[Records contained in a dataset]
==================================================
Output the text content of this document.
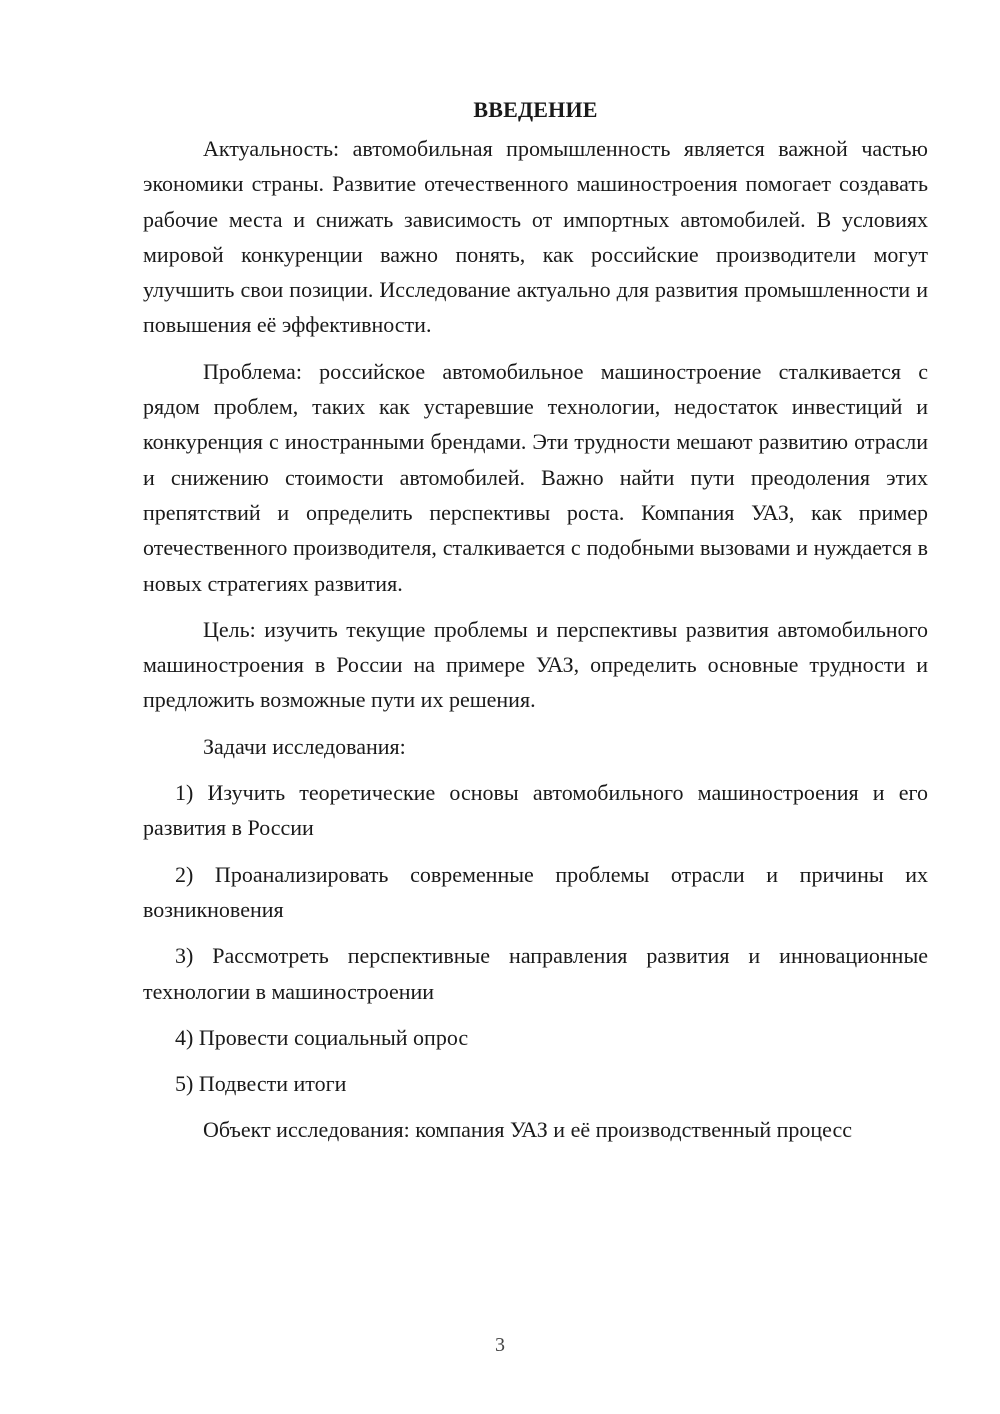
ВВЕДЕНИЕ

Актуальность: автомобильная промышленность является важной частью экономики страны. Развитие отечественного машиностроения помогает создавать рабочие места и снижать зависимость от импортных автомобилей. В условиях мировой конкуренции важно понять, как российские производители могут улучшить свои позиции. Исследование актуально для развития промышленности и повышения её эффективности.

Проблема: российское автомобильное машиностроение сталкивается с рядом проблем, таких как устаревшие технологии, недостаток инвестиций и конкуренция с иностранными брендами. Эти трудности мешают развитию отрасли и снижению стоимости автомобилей. Важно найти пути преодоления этих препятствий и определить перспективы роста. Компания УАЗ, как пример отечественного производителя, сталкивается с подобными вызовами и нуждается в новых стратегиях развития.

Цель: изучить текущие проблемы и перспективы развития автомобильного машиностроения в России на примере УАЗ, определить основные трудности и предложить возможные пути их решения.

Задачи исследования:

1) Изучить теоретические основы автомобильного машиностроения и его развития в России

2) Проанализировать современные проблемы отрасли и причины их возникновения

3) Рассмотреть перспективные направления развития и инновационные технологии в машиностроении

4) Провести социальный опрос

5) Подвести итоги

Объект исследования: компания УАЗ и её производственный процесс

3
==================================================
◆ What is asked: Output every entry exactly as given; pictures are not part of the copy.

◆ Task solution:
Output the text content of this document.
ВВЕДЕНИЕ

Актуальность: автомобильная промышленность является важной частью экономики страны. Развитие отечественного машиностроения помогает создавать рабочие места и снижать зависимость от импортных автомобилей. В условиях мировой конкуренции важно понять, как российские производители могут улучшить свои позиции. Исследование актуально для развития промышленности и повышения её эффективности.

Проблема: российское автомобильное машиностроение сталкивается с рядом проблем, таких как устаревшие технологии, недостаток инвестиций и конкуренция с иностранными брендами. Эти трудности мешают развитию отрасли и снижению стоимости автомобилей. Важно найти пути преодоления этих препятствий и определить перспективы роста. Компания УАЗ, как пример отечественного производителя, сталкивается с подобными вызовами и нуждается в новых стратегиях развития.

Цель: изучить текущие проблемы и перспективы развития автомобильного машиностроения в России на примере УАЗ, определить основные трудности и предложить возможные пути их решения.

Задачи исследования:

1) Изучить теоретические основы автомобильного машиностроения и его развития в России

2) Проанализировать современные проблемы отрасли и причины их возникновения

3) Рассмотреть перспективные направления развития и инновационные технологии в машиностроении

4) Провести социальный опрос

5) Подвести итоги

Объект исследования: компания УАЗ и её производственный процесс

3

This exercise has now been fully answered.